Instrução dada a =
As afirmações seguintes concordam com o trecho sobre arte e globalismo? (i) O global está, de momento, a desenvolver-se com qualidade orgânica. (ii) Alguns artistas lançam-se à descoberta de limites no limiar da realidade do dia-a-dia. (iii) A arte nunca apresenta traços hegemónicos. Responda sim ou não a cada uma e cite literalmente as palavras decisivas do trecho.

Bloco de texto =
Dá-se primazia ao individual e ao orgânico desde que se deixem reduzir à
anonimidade (proletarização espiritual). O global (globalismo), porém, é
o outro lado do biótopo e dos ecossistemas biológico-culturais mas, de
momento, a desenvolver-se sem qualidade orgânica. (É sintomática, neste
contexto, a tendência fatal, dos nossos multiplicadores de cultura, para
negar a cultura ocidental e difamar os seus fundamentos, até mesmo à
custa da afirmação duma cultura hegemónica desértica e dum mercantilismo
absoluto que não reconhecem o sujeito). Também na arte se registam,
frequentemente, traços hegemónicos quando esta se arroga como única
capaz de curar os problemas do mundo. Problema de autoestima cega!
Mais que a encenação do mundo entre arte e contemplação importa o
diálogo entre mundivisões que não reduzem as imagens a meros objectos de
uso do próprio rebanho.
O estímulo
sensual, intelectual e espiritual poderia contestar fortemente uma
atitude de espírito decadente amoral e “aideal” que reduz o momento a
alegoria relativista mas se limita a questionar medrosamente a
artificialidade dum mundo globalista e relativista destruidor de
biótopos e ecossistemas culturais. Quer-se um pluralismo anónimo
(anorgânico) revelador e confirmador dum efêmero poético e político.
No limiar da realidade do dia-a-dia, alguns artistas lançam-se à
descoberta de limites onde corpos sem conteúdo, sem espírito, se tornam
metáforas duma realidade construída por invólucros vazios. Talvez
revelem, assim, consciente ou inconscientemente, o esvaziamento de
tradições e valores a sacrificar a projectos abstractos implantados por
forças artificiais criadas contra uma evolução natural orgânica, que
poderia, não obstante, ser assumida pelo pensamento (ideologia).

Dados registados =
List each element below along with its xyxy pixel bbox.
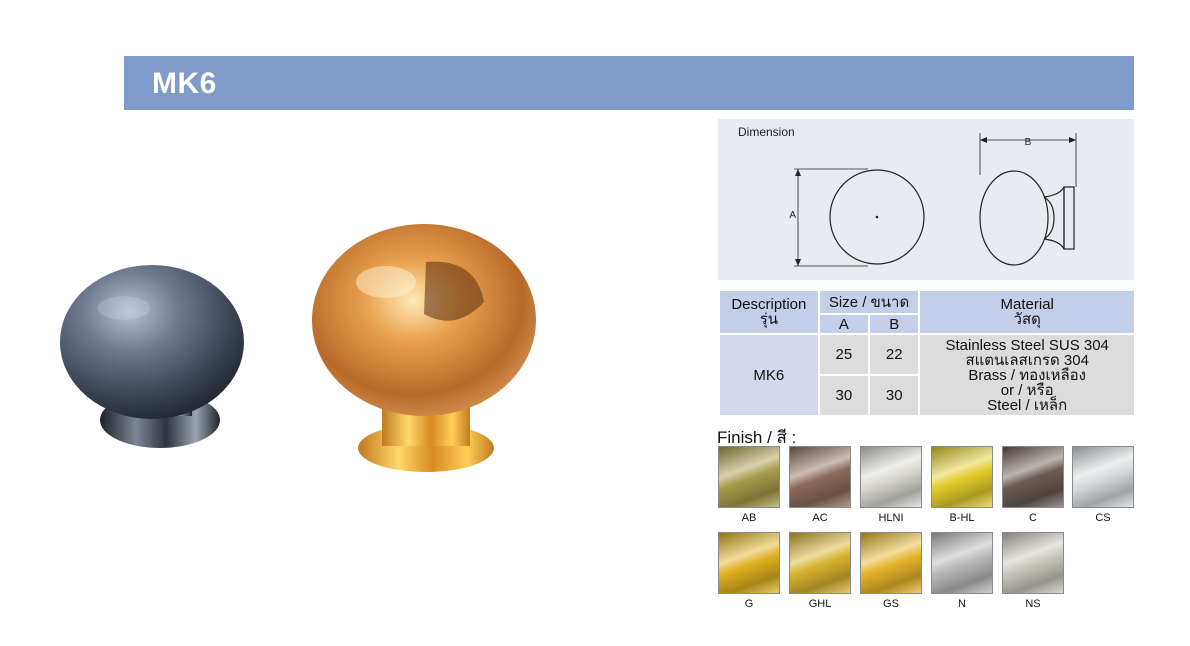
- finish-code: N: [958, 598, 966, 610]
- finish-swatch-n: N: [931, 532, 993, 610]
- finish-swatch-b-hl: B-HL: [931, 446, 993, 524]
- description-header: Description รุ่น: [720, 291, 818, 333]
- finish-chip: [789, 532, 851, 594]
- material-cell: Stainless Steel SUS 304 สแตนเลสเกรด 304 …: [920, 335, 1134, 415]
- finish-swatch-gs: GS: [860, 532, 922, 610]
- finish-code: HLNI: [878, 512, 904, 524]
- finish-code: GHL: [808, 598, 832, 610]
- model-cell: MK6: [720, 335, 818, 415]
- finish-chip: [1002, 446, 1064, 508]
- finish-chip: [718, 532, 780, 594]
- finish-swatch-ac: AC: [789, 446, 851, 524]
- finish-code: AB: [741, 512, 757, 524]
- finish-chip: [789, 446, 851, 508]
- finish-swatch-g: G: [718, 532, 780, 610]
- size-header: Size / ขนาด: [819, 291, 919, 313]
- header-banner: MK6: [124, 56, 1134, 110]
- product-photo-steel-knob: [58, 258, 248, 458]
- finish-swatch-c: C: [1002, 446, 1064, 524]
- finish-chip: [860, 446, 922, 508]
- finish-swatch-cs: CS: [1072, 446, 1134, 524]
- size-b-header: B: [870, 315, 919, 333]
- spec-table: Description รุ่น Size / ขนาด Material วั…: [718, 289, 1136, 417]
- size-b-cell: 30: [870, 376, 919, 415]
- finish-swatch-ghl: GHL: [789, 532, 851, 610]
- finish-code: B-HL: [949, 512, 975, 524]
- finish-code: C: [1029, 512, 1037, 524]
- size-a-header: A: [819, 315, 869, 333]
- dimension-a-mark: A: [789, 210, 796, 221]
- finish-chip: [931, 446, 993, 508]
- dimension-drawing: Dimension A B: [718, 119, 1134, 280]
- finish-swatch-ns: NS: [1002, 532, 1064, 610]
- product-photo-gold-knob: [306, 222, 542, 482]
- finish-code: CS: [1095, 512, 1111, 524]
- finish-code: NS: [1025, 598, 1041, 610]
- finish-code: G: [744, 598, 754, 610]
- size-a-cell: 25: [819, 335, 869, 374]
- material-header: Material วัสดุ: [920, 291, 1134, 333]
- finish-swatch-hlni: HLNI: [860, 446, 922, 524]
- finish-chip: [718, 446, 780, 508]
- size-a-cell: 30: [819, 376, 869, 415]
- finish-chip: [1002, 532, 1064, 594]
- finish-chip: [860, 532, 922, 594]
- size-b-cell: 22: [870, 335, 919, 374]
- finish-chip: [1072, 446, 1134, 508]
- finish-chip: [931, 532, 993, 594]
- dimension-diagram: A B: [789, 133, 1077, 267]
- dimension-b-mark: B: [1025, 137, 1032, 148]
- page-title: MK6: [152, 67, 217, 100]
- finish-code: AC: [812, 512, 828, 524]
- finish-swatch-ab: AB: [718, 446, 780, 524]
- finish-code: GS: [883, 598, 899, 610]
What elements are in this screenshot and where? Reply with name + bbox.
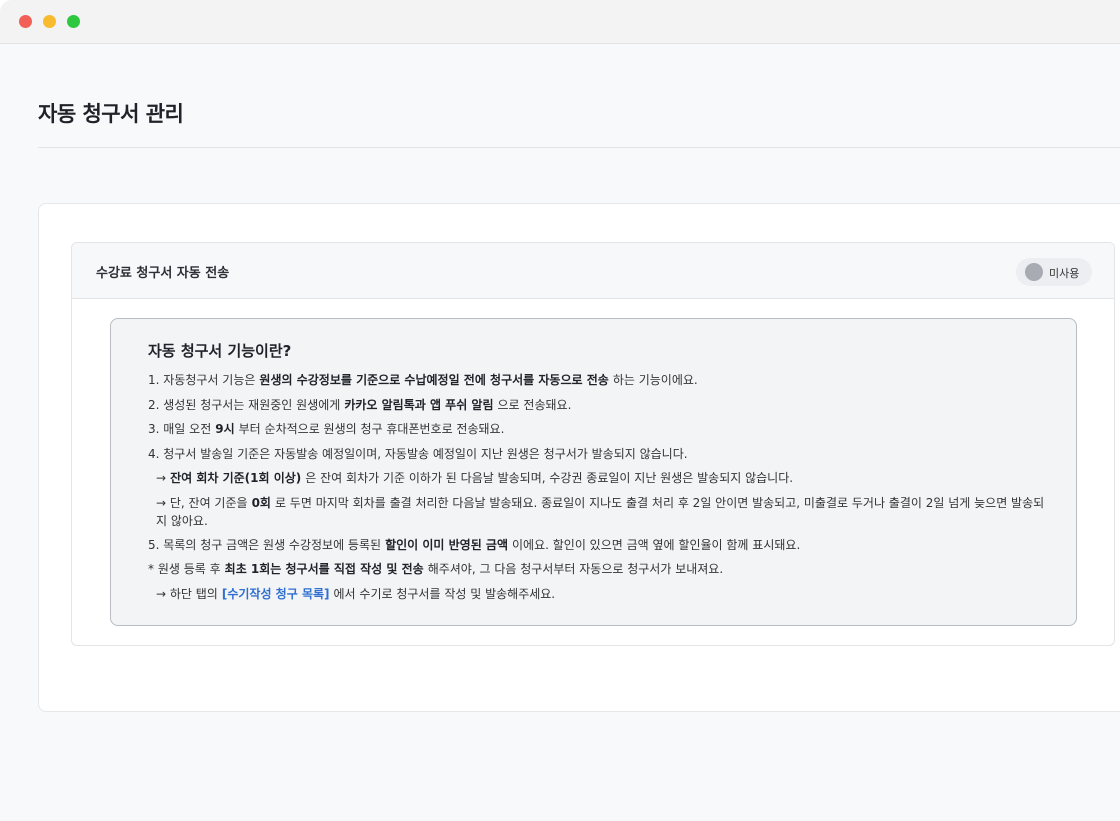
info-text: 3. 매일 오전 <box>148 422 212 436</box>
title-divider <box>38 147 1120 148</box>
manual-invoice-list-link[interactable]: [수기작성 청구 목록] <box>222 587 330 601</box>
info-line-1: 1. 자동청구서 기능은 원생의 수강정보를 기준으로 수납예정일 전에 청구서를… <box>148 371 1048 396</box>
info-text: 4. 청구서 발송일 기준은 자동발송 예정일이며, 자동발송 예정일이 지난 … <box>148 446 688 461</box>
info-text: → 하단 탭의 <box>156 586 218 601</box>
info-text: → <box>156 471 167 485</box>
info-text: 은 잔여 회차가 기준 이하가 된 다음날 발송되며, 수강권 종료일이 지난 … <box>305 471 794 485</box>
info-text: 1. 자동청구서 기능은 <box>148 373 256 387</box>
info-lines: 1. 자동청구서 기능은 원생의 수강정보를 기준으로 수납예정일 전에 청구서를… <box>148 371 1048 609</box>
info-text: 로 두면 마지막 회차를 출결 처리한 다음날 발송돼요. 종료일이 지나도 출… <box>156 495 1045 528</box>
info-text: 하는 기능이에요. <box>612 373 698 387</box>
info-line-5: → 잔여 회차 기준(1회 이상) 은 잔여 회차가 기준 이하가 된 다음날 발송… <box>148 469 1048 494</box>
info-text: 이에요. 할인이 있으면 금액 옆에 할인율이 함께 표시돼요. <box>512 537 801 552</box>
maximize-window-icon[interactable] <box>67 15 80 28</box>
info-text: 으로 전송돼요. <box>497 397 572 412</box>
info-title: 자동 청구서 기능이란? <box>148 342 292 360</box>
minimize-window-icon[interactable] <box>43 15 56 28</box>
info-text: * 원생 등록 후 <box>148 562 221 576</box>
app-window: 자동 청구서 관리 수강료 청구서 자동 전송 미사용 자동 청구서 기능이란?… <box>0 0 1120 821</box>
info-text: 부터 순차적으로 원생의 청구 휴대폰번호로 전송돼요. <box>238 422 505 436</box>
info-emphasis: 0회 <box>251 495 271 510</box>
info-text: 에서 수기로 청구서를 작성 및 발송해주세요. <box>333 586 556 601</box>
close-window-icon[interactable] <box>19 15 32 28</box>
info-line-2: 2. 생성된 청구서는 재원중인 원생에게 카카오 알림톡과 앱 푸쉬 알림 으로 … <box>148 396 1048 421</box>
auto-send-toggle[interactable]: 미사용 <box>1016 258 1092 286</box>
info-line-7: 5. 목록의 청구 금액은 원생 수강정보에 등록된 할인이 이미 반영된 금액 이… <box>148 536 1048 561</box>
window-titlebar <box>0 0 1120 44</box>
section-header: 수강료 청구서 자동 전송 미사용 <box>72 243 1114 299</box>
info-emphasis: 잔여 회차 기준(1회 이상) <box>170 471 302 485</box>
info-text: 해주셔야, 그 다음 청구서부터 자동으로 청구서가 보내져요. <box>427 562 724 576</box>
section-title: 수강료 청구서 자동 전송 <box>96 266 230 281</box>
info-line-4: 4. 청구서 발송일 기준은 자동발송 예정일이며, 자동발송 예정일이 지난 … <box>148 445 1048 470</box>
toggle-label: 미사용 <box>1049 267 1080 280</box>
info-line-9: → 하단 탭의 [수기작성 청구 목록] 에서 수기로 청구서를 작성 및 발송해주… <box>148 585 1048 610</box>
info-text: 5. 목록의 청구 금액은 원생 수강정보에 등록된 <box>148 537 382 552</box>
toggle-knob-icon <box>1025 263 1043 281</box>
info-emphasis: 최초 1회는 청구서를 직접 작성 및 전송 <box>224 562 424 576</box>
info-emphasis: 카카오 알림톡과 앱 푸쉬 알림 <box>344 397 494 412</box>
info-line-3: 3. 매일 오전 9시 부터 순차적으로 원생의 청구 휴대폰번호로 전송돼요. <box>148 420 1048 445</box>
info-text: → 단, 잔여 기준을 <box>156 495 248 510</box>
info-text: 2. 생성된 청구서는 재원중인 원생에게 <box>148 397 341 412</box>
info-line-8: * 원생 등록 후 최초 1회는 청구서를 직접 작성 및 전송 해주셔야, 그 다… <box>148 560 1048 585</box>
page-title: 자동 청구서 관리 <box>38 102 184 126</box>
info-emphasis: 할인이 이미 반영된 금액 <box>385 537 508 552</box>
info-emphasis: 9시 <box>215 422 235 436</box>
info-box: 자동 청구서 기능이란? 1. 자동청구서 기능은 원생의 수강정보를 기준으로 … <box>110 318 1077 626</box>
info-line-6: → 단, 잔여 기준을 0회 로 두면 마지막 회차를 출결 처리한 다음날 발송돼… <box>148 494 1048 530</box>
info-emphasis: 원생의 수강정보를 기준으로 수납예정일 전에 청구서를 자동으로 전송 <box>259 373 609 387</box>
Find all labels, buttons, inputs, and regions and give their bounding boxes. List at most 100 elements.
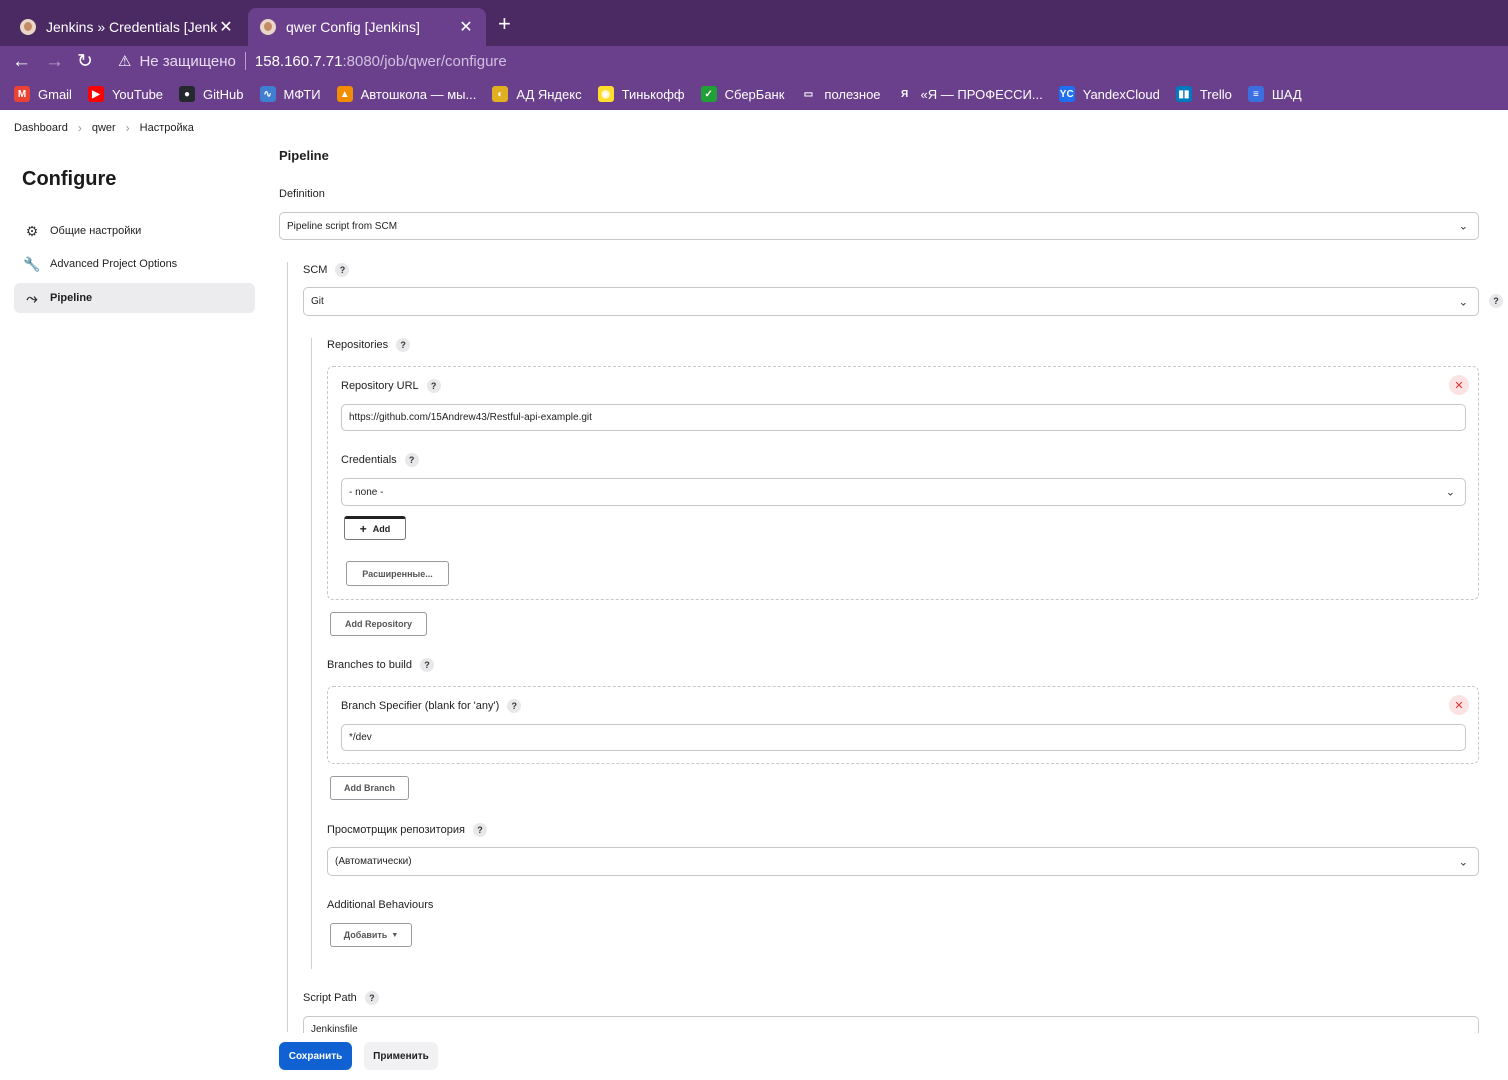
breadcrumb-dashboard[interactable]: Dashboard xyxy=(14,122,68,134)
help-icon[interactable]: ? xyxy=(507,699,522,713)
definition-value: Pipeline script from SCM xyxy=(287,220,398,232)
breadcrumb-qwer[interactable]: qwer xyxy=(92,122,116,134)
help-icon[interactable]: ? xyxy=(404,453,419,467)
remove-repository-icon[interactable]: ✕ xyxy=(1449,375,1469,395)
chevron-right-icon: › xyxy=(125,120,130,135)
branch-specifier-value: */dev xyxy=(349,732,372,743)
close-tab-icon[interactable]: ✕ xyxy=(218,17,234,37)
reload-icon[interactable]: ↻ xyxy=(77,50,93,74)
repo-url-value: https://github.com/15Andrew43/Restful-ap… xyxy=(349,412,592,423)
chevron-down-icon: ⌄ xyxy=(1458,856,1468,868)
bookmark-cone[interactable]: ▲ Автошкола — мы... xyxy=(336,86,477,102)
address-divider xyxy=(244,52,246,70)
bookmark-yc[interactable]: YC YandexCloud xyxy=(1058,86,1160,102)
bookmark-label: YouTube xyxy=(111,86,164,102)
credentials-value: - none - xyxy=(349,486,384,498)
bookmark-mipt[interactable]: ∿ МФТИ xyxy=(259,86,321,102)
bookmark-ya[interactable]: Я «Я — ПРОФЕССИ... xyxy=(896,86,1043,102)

Instrução dada b =
Reproduza textualmente as linhas da listagem, começando na linha que contém "info-text: 3. 매일" e parando depois da linha que contém "close-window-icon[interactable] <box>19 15".

Solução a =
(i) Não: "de momento, a desenvolver-se sem qualidade orgânica"
(ii) Sim: "No limiar da realidade do dia-a-dia, alguns artistas lançam-se à descoberta de limites"
(iii) Não: "Também na arte se registam, frequentemente, traços hegemónicos"

Solução b =
info-text: 3. 매일 오전 <box>148 422 212 436</box>
title-divider <box>38 147 1120 148</box>
manual-invoice-list-link[interactable]: [수기작성 청구 목록] <box>222 587 330 601</box>
info-line-1: 1. 자동청구서 기능은 원생의 수강정보를 기준으로 수납예정일 전에 청구서를… <box>148 371 1048 396</box>
info-text: 4. 청구서 발송일 기준은 자동발송 예정일이며, 자동발송 예정일이 지난 … <box>148 446 688 461</box>
info-text: → 하단 탭의 <box>156 586 218 601</box>
info-text: → <box>156 471 167 485</box>
info-text: 은 잔여 회차가 기준 이하가 된 다음날 발송되며, 수강권 종료일이 지난 … <box>305 471 794 485</box>
info-text: 1. 자동청구서 기능은 <box>148 373 256 387</box>
info-lines: 1. 자동청구서 기능은 원생의 수강정보를 기준으로 수납예정일 전에 청구서를… <box>148 371 1048 609</box>
info-text: 로 두면 마지막 회차를 출결 처리한 다음날 발송돼요. 종료일이 지나도 출… <box>156 495 1045 528</box>
info-text: 하는 기능이에요. <box>612 373 698 387</box>
info-line-5: → 잔여 회차 기준(1회 이상) 은 잔여 회차가 기준 이하가 된 다음날 발송… <box>148 469 1048 494</box>
info-text: 이에요. 할인이 있으면 금액 옆에 할인율이 함께 표시돼요. <box>512 537 801 552</box>
maximize-window-icon[interactable] <box>67 15 80 28</box>
info-text: 으로 전송돼요. <box>497 397 572 412</box>
info-title: 자동 청구서 기능이란? <box>148 342 292 360</box>
minimize-window-icon[interactable] <box>43 15 56 28</box>
info-text: * 원생 등록 후 <box>148 562 221 576</box>
app-window: 자동 청구서 관리 수강료 청구서 자동 전송 미사용 자동 청구서 기능이란?… <box>0 0 1120 821</box>
info-text: 부터 순차적으로 원생의 청구 휴대폰번호로 전송돼요. <box>238 422 505 436</box>
info-emphasis: 0회 <box>251 495 271 510</box>
info-text: 에서 수기로 청구서를 작성 및 발송해주세요. <box>333 586 556 601</box>
close-window-icon[interactable] <box>19 15 32 28</box>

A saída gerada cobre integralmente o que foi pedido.